(Records excerpted from a collection)

============

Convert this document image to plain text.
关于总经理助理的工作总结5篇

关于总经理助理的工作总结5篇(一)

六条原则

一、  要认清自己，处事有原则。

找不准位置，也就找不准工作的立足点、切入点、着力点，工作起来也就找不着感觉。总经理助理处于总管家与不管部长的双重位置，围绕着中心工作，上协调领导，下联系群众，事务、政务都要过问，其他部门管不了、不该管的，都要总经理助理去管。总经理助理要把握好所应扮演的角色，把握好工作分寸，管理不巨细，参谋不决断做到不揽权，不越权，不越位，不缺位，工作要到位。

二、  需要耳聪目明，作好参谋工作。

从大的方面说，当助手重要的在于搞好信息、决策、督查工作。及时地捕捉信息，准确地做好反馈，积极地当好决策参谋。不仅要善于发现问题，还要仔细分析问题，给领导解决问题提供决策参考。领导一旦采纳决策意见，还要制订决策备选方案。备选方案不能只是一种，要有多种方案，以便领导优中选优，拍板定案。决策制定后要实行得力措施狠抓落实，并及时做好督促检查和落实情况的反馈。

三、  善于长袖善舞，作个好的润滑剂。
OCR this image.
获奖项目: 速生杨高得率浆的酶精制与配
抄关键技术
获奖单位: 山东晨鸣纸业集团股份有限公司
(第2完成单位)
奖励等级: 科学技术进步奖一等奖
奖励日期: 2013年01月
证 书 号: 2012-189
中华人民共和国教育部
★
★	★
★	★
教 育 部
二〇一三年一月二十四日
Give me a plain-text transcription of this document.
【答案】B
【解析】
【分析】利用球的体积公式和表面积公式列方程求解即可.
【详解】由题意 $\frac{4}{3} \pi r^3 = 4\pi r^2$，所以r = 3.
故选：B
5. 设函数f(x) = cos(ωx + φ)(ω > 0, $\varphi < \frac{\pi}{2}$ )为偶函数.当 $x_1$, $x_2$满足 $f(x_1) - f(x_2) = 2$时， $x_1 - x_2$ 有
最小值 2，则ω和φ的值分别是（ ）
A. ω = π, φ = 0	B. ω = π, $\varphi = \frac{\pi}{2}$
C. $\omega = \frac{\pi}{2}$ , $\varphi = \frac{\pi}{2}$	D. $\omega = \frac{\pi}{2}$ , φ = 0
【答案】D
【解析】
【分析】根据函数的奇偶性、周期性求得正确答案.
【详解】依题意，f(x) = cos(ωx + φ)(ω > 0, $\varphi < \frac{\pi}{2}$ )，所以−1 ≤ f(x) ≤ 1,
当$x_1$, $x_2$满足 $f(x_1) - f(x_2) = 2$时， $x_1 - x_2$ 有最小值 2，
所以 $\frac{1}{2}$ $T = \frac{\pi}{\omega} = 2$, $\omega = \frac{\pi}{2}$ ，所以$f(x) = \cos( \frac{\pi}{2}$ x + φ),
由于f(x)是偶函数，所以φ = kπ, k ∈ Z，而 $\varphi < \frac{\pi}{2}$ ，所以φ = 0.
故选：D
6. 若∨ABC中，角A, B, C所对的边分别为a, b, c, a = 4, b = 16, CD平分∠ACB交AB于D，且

============

Output the records above in their entirety, exactly.

- **OUTPUT**:
Convert this document image to plain text.
关于总经理助理的工作总结5篇

关于总经理助理的工作总结5篇(一)

六条原则

一、  要认清自己，处事有原则。

找不准位置，也就找不准工作的立足点、切入点、着力点，工作起来也就找不着感觉。总经理助理处于总管家与不管部长的双重位置，围绕着中心工作，上协调领导，下联系群众，事务、政务都要过问，其他部门管不了、不该管的，都要总经理助理去管。总经理助理要把握好所应扮演的角色，把握好工作分寸，管理不巨细，参谋不决断做到不揽权，不越权，不越位，不缺位，工作要到位。

二、  需要耳聪目明，作好参谋工作。

从大的方面说，当助手重要的在于搞好信息、决策、督查工作。及时地捕捉信息，准确地做好反馈，积极地当好决策参谋。不仅要善于发现问题，还要仔细分析问题，给领导解决问题提供决策参考。领导一旦采纳决策意见，还要制订决策备选方案。备选方案不能只是一种，要有多种方案，以便领导优中选优，拍板定案。决策制定后要实行得力措施狠抓落实，并及时做好督促检查和落实情况的反馈。

三、  善于长袖善舞，作个好的润滑剂。
OCR this image.
获奖项目: 速生杨高得率浆的酶精制与配
抄关键技术
获奖单位: 山东晨鸣纸业集团股份有限公司
(第2完成单位)
奖励等级: 科学技术进步奖一等奖
奖励日期: 2013年01月
证 书 号: 2012-189
中华人民共和国教育部
★
★	★
★	★
教 育 部
二〇一三年一月二十四日
Give me a plain-text transcription of this document.
【答案】B
【解析】
【分析】利用球的体积公式和表面积公式列方程求解即可.
【详解】由题意 $\frac{4}{3} \pi r^3 = 4\pi r^2$，所以r = 3.
故选：B
5. 设函数f(x) = cos(ωx + φ)(ω > 0, $\varphi < \frac{\pi}{2}$ )为偶函数.当 $x_1$, $x_2$满足 $f(x_1) - f(x_2) = 2$时， $x_1 - x_2$ 有
最小值 2，则ω和φ的值分别是（ ）
A. ω = π, φ = 0	B. ω = π, $\varphi = \frac{\pi}{2}$
C. $\omega = \frac{\pi}{2}$ , $\varphi = \frac{\pi}{2}$	D. $\omega = \frac{\pi}{2}$ , φ = 0
【答案】D
【解析】
【分析】根据函数的奇偶性、周期性求得正确答案.
【详解】依题意，f(x) = cos(ωx + φ)(ω > 0, $\varphi < \frac{\pi}{2}$ )，所以−1 ≤ f(x) ≤ 1,
当$x_1$, $x_2$满足 $f(x_1) - f(x_2) = 2$时， $x_1 - x_2$ 有最小值 2，
所以 $\frac{1}{2}$ $T = \frac{\pi}{\omega} = 2$, $\omega = \frac{\pi}{2}$ ，所以$f(x) = \cos( \frac{\pi}{2}$ x + φ),
由于f(x)是偶函数，所以φ = kπ, k ∈ Z，而 $\varphi < \frac{\pi}{2}$ ，所以φ = 0.
故选：D
6. 若∨ABC中，角A, B, C所对的边分别为a, b, c, a = 4, b = 16, CD平分∠ACB交AB于D，且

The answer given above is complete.